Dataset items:
• • •

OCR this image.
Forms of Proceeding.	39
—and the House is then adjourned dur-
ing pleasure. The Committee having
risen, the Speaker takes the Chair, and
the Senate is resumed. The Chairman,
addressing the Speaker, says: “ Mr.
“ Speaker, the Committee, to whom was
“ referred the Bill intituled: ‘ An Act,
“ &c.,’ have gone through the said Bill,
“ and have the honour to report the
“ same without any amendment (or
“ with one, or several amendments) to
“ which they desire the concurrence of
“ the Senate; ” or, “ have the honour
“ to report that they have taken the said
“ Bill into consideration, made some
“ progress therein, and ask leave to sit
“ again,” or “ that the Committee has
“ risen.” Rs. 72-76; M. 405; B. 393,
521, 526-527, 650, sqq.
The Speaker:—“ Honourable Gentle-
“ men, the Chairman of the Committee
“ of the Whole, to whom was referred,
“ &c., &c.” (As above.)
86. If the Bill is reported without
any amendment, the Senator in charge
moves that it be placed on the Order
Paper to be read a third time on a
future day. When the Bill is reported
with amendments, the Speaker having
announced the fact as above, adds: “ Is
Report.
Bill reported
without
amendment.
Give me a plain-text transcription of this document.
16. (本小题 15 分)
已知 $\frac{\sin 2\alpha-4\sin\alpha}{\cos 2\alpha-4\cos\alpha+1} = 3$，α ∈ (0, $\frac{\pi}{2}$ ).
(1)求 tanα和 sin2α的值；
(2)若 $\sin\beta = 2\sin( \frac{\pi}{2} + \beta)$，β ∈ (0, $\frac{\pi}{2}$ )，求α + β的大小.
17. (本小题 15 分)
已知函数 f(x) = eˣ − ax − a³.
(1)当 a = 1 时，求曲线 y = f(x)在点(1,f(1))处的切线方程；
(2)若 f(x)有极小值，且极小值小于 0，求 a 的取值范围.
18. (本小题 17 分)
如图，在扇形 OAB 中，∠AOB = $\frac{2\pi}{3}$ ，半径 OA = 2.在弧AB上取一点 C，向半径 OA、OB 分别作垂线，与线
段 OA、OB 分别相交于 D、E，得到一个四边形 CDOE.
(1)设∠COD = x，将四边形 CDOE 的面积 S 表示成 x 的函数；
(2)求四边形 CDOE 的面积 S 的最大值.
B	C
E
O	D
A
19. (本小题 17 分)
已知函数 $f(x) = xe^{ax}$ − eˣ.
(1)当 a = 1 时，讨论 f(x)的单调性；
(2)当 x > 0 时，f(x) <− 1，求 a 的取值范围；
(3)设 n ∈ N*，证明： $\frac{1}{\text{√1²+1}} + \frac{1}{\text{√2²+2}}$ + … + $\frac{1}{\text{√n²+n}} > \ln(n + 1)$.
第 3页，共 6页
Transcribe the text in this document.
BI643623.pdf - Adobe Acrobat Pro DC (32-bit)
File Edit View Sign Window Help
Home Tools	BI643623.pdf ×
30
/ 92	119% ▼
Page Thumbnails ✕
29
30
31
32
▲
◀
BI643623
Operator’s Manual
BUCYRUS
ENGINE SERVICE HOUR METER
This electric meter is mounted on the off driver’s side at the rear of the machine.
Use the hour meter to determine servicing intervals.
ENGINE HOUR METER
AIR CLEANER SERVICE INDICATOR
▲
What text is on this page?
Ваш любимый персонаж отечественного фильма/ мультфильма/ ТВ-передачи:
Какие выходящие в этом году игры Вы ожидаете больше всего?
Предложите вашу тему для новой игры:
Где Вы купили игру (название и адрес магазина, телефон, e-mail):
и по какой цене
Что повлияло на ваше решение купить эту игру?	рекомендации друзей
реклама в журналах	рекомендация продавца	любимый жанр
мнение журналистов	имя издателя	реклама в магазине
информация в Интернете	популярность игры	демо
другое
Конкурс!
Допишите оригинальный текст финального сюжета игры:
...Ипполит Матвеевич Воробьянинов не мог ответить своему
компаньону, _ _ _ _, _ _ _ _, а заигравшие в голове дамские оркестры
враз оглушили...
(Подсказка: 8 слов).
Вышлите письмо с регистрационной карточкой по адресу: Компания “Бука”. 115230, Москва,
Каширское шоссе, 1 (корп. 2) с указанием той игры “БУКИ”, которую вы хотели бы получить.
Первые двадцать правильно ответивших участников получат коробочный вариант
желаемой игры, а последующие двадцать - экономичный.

• • •

> **Short task**
Reproduce the material precisely, including every line.

> **Response below**
OCR this image.
Forms of Proceeding.	39
—and the House is then adjourned dur-
ing pleasure. The Committee having
risen, the Speaker takes the Chair, and
the Senate is resumed. The Chairman,
addressing the Speaker, says: “ Mr.
“ Speaker, the Committee, to whom was
“ referred the Bill intituled: ‘ An Act,
“ &c.,’ have gone through the said Bill,
“ and have the honour to report the
“ same without any amendment (or
“ with one, or several amendments) to
“ which they desire the concurrence of
“ the Senate; ” or, “ have the honour
“ to report that they have taken the said
“ Bill into consideration, made some
“ progress therein, and ask leave to sit
“ again,” or “ that the Committee has
“ risen.” Rs. 72-76; M. 405; B. 393,
521, 526-527, 650, sqq.
The Speaker:—“ Honourable Gentle-
“ men, the Chairman of the Committee
“ of the Whole, to whom was referred,
“ &c., &c.” (As above.)
86. If the Bill is reported without
any amendment, the Senator in charge
moves that it be placed on the Order
Paper to be read a third time on a
future day. When the Bill is reported
with amendments, the Speaker having
announced the fact as above, adds: “ Is
Report.
Bill reported
without
amendment.
Give me a plain-text transcription of this document.
16. (本小题 15 分)
已知 $\frac{\sin 2\alpha-4\sin\alpha}{\cos 2\alpha-4\cos\alpha+1} = 3$，α ∈ (0, $\frac{\pi}{2}$ ).
(1)求 tanα和 sin2α的值；
(2)若 $\sin\beta = 2\sin( \frac{\pi}{2} + \beta)$，β ∈ (0, $\frac{\pi}{2}$ )，求α + β的大小.
17. (本小题 15 分)
已知函数 f(x) = eˣ − ax − a³.
(1)当 a = 1 时，求曲线 y = f(x)在点(1,f(1))处的切线方程；
(2)若 f(x)有极小值，且极小值小于 0，求 a 的取值范围.
18. (本小题 17 分)
如图，在扇形 OAB 中，∠AOB = $\frac{2\pi}{3}$ ，半径 OA = 2.在弧AB上取一点 C，向半径 OA、OB 分别作垂线，与线
段 OA、OB 分别相交于 D、E，得到一个四边形 CDOE.
(1)设∠COD = x，将四边形 CDOE 的面积 S 表示成 x 的函数；
(2)求四边形 CDOE 的面积 S 的最大值.
B	C
E
O	D
A
19. (本小题 17 分)
已知函数 $f(x) = xe^{ax}$ − eˣ.
(1)当 a = 1 时，讨论 f(x)的单调性；
(2)当 x > 0 时，f(x) <− 1，求 a 的取值范围；
(3)设 n ∈ N*，证明： $\frac{1}{\text{√1²+1}} + \frac{1}{\text{√2²+2}}$ + … + $\frac{1}{\text{√n²+n}} > \ln(n + 1)$.
第 3页，共 6页
Transcribe the text in this document.
BI643623.pdf - Adobe Acrobat Pro DC (32-bit)
File Edit View Sign Window Help
Home Tools	BI643623.pdf ×
30
/ 92	119% ▼
Page Thumbnails ✕
29
30
31
32
▲
◀
BI643623
Operator’s Manual
BUCYRUS
ENGINE SERVICE HOUR METER
This electric meter is mounted on the off driver’s side at the rear of the machine.
Use the hour meter to determine servicing intervals.
ENGINE HOUR METER
AIR CLEANER SERVICE INDICATOR
▲
What text is on this page?
Ваш любимый персонаж отечественного фильма/ мультфильма/ ТВ-передачи:
Какие выходящие в этом году игры Вы ожидаете больше всего?
Предложите вашу тему для новой игры:
Где Вы купили игру (название и адрес магазина, телефон, e-mail):
и по какой цене
Что повлияло на ваше решение купить эту игру?	рекомендации друзей
реклама в журналах	рекомендация продавца	любимый жанр
мнение журналистов	имя издателя	реклама в магазине
информация в Интернете	популярность игры	демо
другое
Конкурс!
Допишите оригинальный текст финального сюжета игры:
...Ипполит Матвеевич Воробьянинов не мог ответить своему
компаньону, _ _ _ _, _ _ _ _, а заигравшие в голове дамские оркестры
враз оглушили...
(Подсказка: 8 слов).
Вышлите письмо с регистрационной карточкой по адресу: Компания “Бука”. 115230, Москва,
Каширское шоссе, 1 (корп. 2) с указанием той игры “БУКИ”, которую вы хотели бы получить.
Первые двадцать правильно ответивших участников получат коробочный вариант
желаемой игры, а последующие двадцать - экономичный.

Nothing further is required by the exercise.